* [Given records]
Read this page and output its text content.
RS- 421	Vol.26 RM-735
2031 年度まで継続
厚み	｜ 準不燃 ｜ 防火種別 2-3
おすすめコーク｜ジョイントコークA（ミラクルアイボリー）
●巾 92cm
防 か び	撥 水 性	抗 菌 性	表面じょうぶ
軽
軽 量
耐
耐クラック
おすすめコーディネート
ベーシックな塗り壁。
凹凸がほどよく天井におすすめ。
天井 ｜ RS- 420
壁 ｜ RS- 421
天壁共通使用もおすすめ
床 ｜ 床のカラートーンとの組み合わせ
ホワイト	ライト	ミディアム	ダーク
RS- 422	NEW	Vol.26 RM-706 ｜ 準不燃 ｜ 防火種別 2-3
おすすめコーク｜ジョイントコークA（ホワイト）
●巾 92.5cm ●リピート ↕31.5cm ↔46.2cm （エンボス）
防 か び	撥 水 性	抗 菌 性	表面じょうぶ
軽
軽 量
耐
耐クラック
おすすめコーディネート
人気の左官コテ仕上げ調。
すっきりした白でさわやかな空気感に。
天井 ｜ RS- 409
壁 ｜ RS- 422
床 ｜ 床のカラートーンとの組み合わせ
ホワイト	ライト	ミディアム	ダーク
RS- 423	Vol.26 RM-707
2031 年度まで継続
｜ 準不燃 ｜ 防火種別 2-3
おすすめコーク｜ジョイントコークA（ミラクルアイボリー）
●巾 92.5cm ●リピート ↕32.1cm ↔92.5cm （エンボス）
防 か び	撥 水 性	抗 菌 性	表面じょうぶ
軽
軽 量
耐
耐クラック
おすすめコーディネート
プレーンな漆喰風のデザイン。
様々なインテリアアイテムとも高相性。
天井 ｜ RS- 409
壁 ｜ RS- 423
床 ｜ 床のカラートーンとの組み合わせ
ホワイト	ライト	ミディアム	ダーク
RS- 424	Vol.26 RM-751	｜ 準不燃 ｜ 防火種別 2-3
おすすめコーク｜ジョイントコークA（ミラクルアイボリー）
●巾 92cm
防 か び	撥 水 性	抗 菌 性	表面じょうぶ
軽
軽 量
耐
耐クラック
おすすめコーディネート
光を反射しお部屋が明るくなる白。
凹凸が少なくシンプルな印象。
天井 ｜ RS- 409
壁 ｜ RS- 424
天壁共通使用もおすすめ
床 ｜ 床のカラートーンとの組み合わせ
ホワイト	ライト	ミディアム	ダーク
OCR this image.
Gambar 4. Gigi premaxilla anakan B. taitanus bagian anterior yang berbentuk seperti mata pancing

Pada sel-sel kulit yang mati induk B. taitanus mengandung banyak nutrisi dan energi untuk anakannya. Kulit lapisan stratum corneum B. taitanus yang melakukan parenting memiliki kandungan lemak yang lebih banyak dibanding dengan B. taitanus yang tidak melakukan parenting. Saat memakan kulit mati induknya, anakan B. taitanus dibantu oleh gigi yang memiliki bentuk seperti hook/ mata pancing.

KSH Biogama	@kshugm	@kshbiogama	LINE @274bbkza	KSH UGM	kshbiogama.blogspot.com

* [Problem description]
Copy every line that contains the string "リピート".

* [The completed task]
●巾 92.5cm ●リピート ↕31.5cm ↔46.2cm （エンボス）
●巾 92.5cm ●リピート ↕32.1cm ↔92.5cm （エンボス）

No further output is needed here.